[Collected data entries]
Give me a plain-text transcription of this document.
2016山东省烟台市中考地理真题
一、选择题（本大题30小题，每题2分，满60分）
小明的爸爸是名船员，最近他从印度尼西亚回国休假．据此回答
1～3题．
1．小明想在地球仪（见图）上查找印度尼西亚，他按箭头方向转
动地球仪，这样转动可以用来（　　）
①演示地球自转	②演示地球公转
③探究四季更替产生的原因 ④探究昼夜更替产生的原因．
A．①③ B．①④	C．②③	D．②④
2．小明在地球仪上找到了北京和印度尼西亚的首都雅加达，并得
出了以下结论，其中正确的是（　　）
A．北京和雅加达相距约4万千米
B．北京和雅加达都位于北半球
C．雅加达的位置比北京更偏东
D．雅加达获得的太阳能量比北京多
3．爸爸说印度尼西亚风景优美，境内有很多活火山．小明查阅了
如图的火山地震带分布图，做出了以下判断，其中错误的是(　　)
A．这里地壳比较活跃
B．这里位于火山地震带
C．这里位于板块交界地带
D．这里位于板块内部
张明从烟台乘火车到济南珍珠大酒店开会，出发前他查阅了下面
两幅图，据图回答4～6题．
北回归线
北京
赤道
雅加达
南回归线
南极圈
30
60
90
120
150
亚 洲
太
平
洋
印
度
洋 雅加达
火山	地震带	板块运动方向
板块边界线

__OBJECTIVE__
Transcribe all entries exactly as they are given.

__RESPONSE FOR THIS EXERCISE__
Give me a plain-text transcription of this document.
2016山东省烟台市中考地理真题
一、选择题（本大题30小题，每题2分，满60分）
小明的爸爸是名船员，最近他从印度尼西亚回国休假．据此回答
1～3题．
1．小明想在地球仪（见图）上查找印度尼西亚，他按箭头方向转
动地球仪，这样转动可以用来（　　）
①演示地球自转	②演示地球公转
③探究四季更替产生的原因 ④探究昼夜更替产生的原因．
A．①③ B．①④	C．②③	D．②④
2．小明在地球仪上找到了北京和印度尼西亚的首都雅加达，并得
出了以下结论，其中正确的是（　　）
A．北京和雅加达相距约4万千米
B．北京和雅加达都位于北半球
C．雅加达的位置比北京更偏东
D．雅加达获得的太阳能量比北京多
3．爸爸说印度尼西亚风景优美，境内有很多活火山．小明查阅了
如图的火山地震带分布图，做出了以下判断，其中错误的是(　　)
A．这里地壳比较活跃
B．这里位于火山地震带
C．这里位于板块交界地带
D．这里位于板块内部
张明从烟台乘火车到济南珍珠大酒店开会，出发前他查阅了下面
两幅图，据图回答4～6题．
北回归线
北京
赤道
雅加达
南回归线
南极圈
30
60
90
120
150
亚 洲
太
平
洋
印
度
洋 雅加达
火山	地震带	板块运动方向
板块边界线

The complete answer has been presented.